start RECORDS

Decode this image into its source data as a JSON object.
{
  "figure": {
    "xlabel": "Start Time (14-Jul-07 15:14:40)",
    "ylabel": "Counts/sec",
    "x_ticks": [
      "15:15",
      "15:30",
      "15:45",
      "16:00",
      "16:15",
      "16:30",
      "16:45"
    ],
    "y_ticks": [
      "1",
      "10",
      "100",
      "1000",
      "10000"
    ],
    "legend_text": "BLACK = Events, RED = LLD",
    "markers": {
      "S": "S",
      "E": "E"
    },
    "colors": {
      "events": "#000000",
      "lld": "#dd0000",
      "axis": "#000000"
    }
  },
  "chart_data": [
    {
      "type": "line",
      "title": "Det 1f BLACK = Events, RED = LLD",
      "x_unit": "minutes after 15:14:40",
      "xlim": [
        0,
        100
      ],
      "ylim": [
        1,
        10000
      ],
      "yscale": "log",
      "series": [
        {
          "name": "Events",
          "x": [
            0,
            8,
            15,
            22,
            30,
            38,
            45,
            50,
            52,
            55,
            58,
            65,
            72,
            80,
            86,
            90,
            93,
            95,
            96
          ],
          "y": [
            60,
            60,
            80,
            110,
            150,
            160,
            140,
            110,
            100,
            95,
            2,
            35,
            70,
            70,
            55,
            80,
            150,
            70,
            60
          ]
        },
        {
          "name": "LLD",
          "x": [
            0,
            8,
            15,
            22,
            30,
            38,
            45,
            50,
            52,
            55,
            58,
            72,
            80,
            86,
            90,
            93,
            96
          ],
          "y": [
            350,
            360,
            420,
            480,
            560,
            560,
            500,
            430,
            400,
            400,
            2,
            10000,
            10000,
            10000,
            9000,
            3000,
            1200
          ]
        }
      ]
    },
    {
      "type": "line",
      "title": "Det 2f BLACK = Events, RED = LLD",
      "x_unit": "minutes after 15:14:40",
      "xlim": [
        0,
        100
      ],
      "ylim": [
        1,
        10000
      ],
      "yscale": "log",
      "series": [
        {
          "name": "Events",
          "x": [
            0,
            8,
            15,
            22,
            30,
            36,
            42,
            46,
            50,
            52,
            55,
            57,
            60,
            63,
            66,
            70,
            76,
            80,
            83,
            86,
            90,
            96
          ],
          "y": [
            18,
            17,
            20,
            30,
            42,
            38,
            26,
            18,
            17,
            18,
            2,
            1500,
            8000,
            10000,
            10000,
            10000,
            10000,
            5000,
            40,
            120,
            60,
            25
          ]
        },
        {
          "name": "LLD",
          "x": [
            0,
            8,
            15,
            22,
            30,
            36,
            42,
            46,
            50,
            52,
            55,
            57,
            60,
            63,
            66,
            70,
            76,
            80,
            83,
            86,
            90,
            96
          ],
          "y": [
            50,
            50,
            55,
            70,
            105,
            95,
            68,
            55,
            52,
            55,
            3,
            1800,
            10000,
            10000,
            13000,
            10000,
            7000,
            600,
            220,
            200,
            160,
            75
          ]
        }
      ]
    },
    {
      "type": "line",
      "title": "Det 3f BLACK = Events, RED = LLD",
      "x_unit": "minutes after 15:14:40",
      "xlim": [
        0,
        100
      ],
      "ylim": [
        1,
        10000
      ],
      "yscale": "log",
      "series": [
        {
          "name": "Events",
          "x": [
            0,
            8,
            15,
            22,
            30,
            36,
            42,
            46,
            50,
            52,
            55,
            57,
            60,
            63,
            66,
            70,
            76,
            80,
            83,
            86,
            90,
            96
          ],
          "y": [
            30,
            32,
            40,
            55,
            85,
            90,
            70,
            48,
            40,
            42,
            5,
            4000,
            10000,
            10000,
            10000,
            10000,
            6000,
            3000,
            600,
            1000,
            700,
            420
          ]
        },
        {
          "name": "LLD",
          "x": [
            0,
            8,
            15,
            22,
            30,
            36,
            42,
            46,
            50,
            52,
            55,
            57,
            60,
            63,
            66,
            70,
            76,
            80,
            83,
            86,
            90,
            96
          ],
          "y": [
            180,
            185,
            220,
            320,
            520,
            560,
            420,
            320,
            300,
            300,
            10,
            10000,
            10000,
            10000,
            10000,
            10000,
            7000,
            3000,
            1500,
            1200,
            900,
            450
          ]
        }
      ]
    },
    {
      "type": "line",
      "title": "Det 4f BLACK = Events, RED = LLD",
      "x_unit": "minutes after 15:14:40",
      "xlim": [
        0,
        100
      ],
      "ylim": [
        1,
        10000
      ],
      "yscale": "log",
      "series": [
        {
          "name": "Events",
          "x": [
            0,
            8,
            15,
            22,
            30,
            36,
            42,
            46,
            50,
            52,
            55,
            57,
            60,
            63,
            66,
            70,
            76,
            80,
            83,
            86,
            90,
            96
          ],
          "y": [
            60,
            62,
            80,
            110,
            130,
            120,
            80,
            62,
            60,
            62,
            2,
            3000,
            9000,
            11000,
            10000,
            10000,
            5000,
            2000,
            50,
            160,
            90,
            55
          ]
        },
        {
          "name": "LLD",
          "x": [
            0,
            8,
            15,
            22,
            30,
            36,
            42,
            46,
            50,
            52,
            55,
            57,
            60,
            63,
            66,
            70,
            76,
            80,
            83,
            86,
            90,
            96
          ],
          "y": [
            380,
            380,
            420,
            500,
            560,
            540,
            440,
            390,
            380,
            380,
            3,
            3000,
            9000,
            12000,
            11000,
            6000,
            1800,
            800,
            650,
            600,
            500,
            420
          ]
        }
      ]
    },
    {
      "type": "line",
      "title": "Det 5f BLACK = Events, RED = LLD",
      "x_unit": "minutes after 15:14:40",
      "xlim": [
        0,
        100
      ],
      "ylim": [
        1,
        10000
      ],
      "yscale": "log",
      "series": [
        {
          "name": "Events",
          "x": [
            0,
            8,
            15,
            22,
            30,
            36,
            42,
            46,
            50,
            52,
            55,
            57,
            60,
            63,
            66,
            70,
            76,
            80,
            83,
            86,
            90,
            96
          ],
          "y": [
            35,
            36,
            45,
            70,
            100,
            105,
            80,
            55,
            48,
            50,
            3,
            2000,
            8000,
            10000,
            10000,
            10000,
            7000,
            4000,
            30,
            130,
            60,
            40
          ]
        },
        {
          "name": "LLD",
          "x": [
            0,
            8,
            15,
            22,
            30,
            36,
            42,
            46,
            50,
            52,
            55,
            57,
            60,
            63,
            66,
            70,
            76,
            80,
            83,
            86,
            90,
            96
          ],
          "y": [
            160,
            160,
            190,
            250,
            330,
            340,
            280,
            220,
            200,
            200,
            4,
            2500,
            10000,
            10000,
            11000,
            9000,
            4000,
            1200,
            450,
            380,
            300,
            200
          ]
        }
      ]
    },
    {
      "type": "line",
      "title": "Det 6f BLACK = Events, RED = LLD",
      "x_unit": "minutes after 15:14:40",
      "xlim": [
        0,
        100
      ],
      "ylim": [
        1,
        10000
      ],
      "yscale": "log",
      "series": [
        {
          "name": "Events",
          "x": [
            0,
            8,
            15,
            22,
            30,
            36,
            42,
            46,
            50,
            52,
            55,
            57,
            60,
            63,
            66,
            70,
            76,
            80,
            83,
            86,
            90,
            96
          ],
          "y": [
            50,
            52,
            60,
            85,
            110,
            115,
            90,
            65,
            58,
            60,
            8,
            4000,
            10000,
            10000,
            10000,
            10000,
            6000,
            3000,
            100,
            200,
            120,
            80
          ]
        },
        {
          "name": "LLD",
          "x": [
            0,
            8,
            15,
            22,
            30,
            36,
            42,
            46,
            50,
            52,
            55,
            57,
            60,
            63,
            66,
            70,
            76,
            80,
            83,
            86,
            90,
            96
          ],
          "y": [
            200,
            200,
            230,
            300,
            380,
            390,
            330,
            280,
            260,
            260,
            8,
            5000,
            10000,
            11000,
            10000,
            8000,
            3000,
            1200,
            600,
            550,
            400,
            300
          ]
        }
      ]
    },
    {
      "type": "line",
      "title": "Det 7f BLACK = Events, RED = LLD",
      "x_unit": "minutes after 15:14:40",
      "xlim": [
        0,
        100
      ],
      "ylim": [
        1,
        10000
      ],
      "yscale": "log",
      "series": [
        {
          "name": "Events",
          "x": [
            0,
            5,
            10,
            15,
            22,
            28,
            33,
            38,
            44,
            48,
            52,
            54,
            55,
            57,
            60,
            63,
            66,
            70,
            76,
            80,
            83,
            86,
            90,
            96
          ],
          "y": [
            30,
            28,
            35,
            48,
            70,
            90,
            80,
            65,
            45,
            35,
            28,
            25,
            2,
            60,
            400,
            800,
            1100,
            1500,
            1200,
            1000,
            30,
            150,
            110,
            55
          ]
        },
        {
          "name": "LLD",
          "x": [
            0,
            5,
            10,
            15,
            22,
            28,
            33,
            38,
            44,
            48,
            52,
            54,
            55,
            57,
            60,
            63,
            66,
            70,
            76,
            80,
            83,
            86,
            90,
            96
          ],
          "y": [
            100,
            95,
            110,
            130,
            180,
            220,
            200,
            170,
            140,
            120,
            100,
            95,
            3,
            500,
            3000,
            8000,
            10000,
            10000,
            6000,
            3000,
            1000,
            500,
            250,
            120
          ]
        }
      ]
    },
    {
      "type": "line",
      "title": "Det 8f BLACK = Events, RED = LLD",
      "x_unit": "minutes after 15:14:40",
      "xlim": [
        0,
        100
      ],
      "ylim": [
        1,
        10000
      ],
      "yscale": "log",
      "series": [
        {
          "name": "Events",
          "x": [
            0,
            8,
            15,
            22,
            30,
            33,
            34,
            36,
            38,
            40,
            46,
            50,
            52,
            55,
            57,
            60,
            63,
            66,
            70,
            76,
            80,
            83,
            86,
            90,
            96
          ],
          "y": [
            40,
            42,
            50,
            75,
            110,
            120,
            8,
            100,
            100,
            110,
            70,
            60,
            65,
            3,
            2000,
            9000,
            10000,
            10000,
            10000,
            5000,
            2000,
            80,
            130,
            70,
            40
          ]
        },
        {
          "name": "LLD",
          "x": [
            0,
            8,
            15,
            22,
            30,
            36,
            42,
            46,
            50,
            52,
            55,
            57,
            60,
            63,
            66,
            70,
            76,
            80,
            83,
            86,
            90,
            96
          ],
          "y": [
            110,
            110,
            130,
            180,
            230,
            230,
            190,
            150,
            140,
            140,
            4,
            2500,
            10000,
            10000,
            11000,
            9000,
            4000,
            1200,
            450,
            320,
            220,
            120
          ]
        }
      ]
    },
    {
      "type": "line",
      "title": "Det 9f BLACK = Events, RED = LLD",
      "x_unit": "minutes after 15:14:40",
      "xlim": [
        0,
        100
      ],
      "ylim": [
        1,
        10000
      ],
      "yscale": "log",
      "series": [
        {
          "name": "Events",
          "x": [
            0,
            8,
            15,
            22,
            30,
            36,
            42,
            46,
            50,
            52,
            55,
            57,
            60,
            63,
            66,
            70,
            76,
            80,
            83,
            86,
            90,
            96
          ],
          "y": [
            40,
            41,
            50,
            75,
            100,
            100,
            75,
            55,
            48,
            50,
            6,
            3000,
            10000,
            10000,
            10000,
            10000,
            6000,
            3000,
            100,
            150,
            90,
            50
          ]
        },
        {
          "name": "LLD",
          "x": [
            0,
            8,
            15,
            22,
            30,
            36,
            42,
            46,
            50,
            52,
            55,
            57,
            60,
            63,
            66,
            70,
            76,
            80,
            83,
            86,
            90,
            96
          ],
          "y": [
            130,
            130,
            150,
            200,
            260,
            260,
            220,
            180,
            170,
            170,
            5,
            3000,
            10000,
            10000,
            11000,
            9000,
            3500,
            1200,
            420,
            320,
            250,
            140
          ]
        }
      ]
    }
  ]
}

end RECORDS

§ **OBJECTIVE**: In the entries above, identify every line with the string "BLACK".

§ **EXPECTED OUTPUT**:
    "legend_text": "BLACK = Events, RED = LLD",
      "title": "Det 1f BLACK = Events, RED = LLD",
      "title": "Det 2f BLACK = Events, RED = LLD",
      "title": "Det 3f BLACK = Events, RED = LLD",
      "title": "Det 4f BLACK = Events, RED = LLD",
      "title": "Det 5f BLACK = Events, RED = LLD",
      "title": "Det 6f BLACK = Events, RED = LLD",
      "title": "Det 7f BLACK = Events, RED = LLD",
      "title": "Det 8f BLACK = Events, RED = LLD",
      "title": "Det 9f BLACK = Events, RED = LLD",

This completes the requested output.